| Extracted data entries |
---

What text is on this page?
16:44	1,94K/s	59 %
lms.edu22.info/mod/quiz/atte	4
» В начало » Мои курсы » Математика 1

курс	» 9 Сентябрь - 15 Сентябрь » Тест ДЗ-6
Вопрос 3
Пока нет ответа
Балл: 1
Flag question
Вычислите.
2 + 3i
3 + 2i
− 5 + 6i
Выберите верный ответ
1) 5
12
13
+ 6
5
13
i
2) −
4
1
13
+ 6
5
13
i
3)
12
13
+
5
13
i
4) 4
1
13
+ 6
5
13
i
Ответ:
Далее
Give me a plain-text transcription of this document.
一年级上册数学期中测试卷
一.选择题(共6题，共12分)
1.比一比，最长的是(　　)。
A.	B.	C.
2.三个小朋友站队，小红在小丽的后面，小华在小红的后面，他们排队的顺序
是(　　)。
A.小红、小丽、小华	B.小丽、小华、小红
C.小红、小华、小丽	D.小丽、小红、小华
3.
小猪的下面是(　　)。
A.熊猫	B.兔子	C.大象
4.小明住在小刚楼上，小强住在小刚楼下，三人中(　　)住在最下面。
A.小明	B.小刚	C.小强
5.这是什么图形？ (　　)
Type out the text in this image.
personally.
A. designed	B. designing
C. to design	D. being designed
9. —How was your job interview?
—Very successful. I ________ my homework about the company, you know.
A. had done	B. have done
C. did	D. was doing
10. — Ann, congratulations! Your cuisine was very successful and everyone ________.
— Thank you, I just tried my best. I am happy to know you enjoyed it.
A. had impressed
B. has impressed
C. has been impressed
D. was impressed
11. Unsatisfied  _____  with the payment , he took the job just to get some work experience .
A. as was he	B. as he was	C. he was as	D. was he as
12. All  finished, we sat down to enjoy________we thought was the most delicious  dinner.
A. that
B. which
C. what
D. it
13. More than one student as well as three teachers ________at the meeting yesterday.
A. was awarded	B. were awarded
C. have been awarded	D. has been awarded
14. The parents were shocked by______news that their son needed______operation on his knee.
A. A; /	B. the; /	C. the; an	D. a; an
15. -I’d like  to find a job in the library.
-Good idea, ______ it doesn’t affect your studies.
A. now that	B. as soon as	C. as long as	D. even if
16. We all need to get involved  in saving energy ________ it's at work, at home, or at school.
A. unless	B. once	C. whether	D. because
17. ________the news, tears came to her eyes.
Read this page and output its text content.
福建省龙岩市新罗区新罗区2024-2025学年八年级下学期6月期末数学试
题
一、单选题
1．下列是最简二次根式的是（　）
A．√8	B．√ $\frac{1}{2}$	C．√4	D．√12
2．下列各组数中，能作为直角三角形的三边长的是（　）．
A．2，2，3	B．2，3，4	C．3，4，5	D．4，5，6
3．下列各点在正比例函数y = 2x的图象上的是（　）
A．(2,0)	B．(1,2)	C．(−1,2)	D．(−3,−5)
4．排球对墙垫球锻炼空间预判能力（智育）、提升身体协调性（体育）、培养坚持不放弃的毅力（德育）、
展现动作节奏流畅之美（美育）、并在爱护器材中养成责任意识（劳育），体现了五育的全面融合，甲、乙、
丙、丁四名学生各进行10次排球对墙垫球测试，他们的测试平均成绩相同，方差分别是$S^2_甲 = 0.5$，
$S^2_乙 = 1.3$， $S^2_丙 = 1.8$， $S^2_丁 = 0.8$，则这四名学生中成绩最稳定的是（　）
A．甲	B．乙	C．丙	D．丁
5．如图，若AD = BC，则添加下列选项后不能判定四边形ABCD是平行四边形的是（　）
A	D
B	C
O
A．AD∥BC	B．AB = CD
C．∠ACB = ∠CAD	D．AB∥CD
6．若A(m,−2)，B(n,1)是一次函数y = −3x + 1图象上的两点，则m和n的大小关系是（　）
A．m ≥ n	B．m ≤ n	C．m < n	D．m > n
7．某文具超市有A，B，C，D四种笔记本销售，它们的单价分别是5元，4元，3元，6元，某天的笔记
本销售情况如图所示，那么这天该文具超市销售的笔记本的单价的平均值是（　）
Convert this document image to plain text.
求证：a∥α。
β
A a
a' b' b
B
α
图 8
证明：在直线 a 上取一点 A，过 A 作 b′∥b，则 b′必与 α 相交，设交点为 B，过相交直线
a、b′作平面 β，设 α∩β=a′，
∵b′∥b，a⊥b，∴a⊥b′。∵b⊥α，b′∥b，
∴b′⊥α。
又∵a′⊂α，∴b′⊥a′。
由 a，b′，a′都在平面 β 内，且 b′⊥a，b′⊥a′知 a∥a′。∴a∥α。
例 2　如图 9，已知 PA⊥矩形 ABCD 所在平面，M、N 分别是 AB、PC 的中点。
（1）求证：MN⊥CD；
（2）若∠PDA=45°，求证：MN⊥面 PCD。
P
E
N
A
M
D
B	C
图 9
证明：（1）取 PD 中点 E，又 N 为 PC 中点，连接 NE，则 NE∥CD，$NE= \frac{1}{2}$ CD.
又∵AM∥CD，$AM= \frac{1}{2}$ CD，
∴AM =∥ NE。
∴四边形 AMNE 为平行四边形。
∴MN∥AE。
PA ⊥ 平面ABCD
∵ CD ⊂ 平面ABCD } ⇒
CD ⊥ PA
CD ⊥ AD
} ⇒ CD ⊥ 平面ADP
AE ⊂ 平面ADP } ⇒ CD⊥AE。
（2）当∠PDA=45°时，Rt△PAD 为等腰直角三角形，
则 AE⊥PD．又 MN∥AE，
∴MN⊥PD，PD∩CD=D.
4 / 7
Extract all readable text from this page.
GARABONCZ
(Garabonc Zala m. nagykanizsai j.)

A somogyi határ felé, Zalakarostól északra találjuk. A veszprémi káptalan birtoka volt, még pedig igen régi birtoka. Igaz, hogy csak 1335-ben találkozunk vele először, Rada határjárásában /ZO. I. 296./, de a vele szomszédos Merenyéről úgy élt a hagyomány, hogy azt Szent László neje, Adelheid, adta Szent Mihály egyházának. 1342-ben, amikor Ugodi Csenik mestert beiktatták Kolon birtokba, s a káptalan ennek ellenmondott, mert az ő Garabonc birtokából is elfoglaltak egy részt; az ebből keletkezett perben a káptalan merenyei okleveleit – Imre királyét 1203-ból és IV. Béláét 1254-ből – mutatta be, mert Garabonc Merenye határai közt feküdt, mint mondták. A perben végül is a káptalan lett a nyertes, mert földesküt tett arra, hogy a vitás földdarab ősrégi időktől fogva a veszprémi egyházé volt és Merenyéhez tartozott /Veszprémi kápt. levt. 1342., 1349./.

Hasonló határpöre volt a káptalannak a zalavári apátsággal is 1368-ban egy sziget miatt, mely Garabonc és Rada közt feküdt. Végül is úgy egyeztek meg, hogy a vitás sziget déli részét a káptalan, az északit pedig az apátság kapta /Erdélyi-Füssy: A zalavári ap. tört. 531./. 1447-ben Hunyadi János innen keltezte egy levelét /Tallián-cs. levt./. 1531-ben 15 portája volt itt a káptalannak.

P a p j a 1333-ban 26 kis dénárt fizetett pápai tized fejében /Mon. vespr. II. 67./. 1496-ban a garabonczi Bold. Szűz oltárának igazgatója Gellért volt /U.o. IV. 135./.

---

| What to produce |
List all lines in the material containing the string "know".

| Answer for this exercise |
—Very successful. I ________ my homework about the company, you know.
— Thank you, I just tried my best. I am happy to know you enjoyed it.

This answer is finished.